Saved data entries
>>>>

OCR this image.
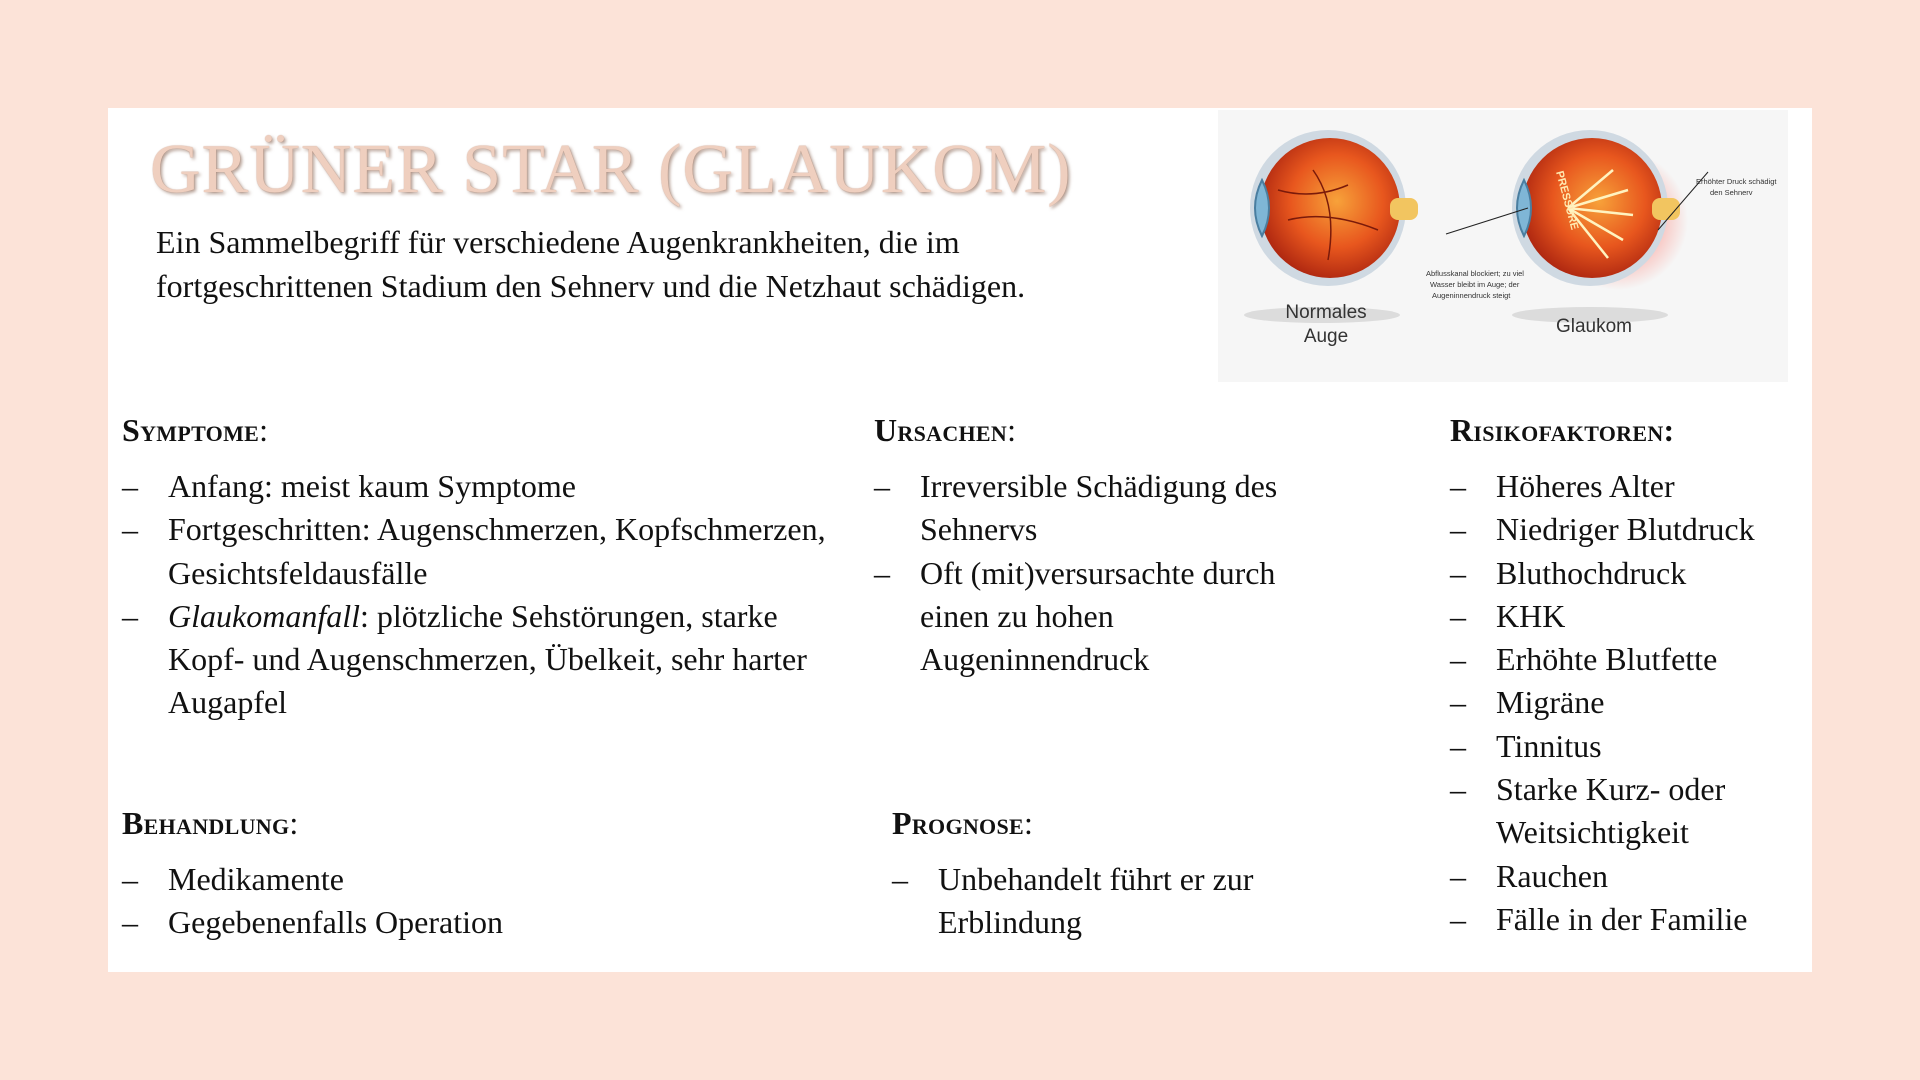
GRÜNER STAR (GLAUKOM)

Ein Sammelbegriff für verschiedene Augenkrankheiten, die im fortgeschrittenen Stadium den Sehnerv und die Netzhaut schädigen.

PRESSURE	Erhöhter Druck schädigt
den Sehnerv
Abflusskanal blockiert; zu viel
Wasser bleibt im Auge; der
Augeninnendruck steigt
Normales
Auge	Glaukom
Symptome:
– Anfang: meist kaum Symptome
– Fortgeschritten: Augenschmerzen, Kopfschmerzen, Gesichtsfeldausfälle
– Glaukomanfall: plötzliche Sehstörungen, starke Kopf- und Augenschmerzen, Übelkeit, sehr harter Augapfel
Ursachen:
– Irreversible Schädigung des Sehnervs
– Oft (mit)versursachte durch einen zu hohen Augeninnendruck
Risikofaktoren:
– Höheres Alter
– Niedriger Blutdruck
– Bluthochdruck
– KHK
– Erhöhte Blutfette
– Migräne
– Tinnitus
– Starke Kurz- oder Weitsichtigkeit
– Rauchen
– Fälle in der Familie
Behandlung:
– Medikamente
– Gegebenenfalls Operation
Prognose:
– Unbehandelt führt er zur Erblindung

<<<<

■ **EXERCISE INSTRUCTIONS**
Copy out each line of the records where the string "Augeninnendruck" appears.

■ **EXERCISE SOLUTION**
Augeninnendruck steigt
– Oft (mit)versursachte durch einen zu hohen Augeninnendruck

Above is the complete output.